> [TASK OBJECTIVE]: Exactly repeat the full listing that follows.

Dataset listings of figures
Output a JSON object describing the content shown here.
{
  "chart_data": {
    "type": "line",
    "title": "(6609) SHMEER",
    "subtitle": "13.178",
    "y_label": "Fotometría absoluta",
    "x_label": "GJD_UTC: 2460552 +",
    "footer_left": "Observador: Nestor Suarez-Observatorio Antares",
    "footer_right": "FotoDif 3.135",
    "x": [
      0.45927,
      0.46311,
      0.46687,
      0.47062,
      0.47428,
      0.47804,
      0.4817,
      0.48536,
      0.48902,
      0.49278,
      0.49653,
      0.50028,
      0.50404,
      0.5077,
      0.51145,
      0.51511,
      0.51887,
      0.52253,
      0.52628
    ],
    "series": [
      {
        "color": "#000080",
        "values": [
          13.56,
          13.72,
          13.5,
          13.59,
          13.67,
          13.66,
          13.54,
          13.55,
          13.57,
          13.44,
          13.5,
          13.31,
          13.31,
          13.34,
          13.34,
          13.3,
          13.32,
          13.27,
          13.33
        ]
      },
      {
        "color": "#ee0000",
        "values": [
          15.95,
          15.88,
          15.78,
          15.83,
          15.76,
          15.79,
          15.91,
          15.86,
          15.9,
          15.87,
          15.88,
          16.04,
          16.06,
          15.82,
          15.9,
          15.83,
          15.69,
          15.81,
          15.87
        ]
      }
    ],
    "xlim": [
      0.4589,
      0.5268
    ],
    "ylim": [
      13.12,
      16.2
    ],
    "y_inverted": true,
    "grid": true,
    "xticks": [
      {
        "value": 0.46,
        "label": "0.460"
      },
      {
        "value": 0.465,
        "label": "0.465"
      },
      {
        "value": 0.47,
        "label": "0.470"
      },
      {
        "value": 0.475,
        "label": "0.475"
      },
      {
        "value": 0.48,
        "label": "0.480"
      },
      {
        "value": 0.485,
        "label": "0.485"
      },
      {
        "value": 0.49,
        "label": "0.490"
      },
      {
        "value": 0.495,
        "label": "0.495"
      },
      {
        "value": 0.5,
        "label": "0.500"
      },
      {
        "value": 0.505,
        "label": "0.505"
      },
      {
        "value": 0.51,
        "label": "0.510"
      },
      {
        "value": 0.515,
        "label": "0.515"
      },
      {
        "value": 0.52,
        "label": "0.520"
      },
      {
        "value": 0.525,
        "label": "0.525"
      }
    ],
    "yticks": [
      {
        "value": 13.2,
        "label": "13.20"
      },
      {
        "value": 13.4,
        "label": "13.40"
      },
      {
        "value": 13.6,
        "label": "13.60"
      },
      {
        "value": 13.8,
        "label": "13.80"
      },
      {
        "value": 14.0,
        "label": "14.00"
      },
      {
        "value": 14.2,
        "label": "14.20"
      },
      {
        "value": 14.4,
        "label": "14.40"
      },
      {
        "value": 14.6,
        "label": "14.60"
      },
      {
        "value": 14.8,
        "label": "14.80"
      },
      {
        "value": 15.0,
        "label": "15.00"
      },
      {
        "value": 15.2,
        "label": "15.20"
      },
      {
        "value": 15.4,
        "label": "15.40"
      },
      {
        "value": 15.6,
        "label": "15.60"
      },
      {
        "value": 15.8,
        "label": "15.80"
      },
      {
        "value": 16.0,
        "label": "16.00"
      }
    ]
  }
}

> [ANSWER TO THIS PROBLEM]:
Output a JSON object describing the content shown here.
{
  "chart_data": {
    "type": "line",
    "title": "(6609) SHMEER",
    "subtitle": "13.178",
    "y_label": "Fotometría absoluta",
    "x_label": "GJD_UTC: 2460552 +",
    "footer_left": "Observador: Nestor Suarez-Observatorio Antares",
    "footer_right": "FotoDif 3.135",
    "x": [
      0.45927,
      0.46311,
      0.46687,
      0.47062,
      0.47428,
      0.47804,
      0.4817,
      0.48536,
      0.48902,
      0.49278,
      0.49653,
      0.50028,
      0.50404,
      0.5077,
      0.51145,
      0.51511,
      0.51887,
      0.52253,
      0.52628
    ],
    "series": [
      {
        "color": "#000080",
        "values": [
          13.56,
          13.72,
          13.5,
          13.59,
          13.67,
          13.66,
          13.54,
          13.55,
          13.57,
          13.44,
          13.5,
          13.31,
          13.31,
          13.34,
          13.34,
          13.3,
          13.32,
          13.27,
          13.33
        ]
      },
      {
        "color": "#ee0000",
        "values": [
          15.95,
          15.88,
          15.78,
          15.83,
          15.76,
          15.79,
          15.91,
          15.86,
          15.9,
          15.87,
          15.88,
          16.04,
          16.06,
          15.82,
          15.9,
          15.83,
          15.69,
          15.81,
          15.87
        ]
      }
    ],
    "xlim": [
      0.4589,
      0.5268
    ],
    "ylim": [
      13.12,
      16.2
    ],
    "y_inverted": true,
    "grid": true,
    "xticks": [
      {
        "value": 0.46,
        "label": "0.460"
      },
      {
        "value": 0.465,
        "label": "0.465"
      },
      {
        "value": 0.47,
        "label": "0.470"
      },
      {
        "value": 0.475,
        "label": "0.475"
      },
      {
        "value": 0.48,
        "label": "0.480"
      },
      {
        "value": 0.485,
        "label": "0.485"
      },
      {
        "value": 0.49,
        "label": "0.490"
      },
      {
        "value": 0.495,
        "label": "0.495"
      },
      {
        "value": 0.5,
        "label": "0.500"
      },
      {
        "value": 0.505,
        "label": "0.505"
      },
      {
        "value": 0.51,
        "label": "0.510"
      },
      {
        "value": 0.515,
        "label": "0.515"
      },
      {
        "value": 0.52,
        "label": "0.520"
      },
      {
        "value": 0.525,
        "label": "0.525"
      }
    ],
    "yticks": [
      {
        "value": 13.2,
        "label": "13.20"
      },
      {
        "value": 13.4,
        "label": "13.40"
      },
      {
        "value": 13.6,
        "label": "13.60"
      },
      {
        "value": 13.8,
        "label": "13.80"
      },
      {
        "value": 14.0,
        "label": "14.00"
      },
      {
        "value": 14.2,
        "label": "14.20"
      },
      {
        "value": 14.4,
        "label": "14.40"
      },
      {
        "value": 14.6,
        "label": "14.60"
      },
      {
        "value": 14.8,
        "label": "14.80"
      },
      {
        "value": 15.0,
        "label": "15.00"
      },
      {
        "value": 15.2,
        "label": "15.20"
      },
      {
        "value": 15.4,
        "label": "15.40"
      },
      {
        "value": 15.6,
        "label": "15.60"
      },
      {
        "value": 15.8,
        "label": "15.80"
      },
      {
        "value": 16.0,
        "label": "16.00"
      }
    ]
  }
}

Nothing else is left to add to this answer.